### Given data
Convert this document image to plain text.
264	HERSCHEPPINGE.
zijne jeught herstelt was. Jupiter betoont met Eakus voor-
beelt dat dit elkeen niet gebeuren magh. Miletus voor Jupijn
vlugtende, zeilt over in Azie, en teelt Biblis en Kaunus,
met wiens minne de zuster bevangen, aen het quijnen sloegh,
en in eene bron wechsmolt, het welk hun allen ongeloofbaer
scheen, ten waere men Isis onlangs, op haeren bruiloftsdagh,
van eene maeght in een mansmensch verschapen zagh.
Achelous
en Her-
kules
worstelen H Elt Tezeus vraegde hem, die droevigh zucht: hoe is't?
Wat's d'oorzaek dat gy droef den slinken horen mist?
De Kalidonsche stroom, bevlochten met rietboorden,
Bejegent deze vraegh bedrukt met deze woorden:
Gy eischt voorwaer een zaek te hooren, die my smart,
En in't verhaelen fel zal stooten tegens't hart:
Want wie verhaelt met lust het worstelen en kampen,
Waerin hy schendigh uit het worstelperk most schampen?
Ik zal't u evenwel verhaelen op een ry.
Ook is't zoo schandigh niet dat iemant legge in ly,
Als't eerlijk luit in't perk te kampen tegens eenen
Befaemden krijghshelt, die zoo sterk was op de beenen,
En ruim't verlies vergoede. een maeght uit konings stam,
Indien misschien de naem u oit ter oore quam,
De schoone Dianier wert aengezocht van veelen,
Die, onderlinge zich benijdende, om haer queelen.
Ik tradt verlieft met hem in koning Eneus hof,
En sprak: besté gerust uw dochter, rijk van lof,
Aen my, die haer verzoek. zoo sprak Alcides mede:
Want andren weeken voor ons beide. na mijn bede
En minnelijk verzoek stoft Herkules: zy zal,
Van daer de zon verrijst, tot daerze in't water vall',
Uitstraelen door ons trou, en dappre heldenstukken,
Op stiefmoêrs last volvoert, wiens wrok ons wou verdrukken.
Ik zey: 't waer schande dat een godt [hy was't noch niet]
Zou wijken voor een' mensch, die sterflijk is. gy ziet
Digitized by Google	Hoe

### Exercise
Find the lines above that include the string "tegens" and copy them.

### Exercise solution
En in't verhaelen fel zal stooten tegens't hart:
Als't eerlijk luit in't perk te kampen tegens eenen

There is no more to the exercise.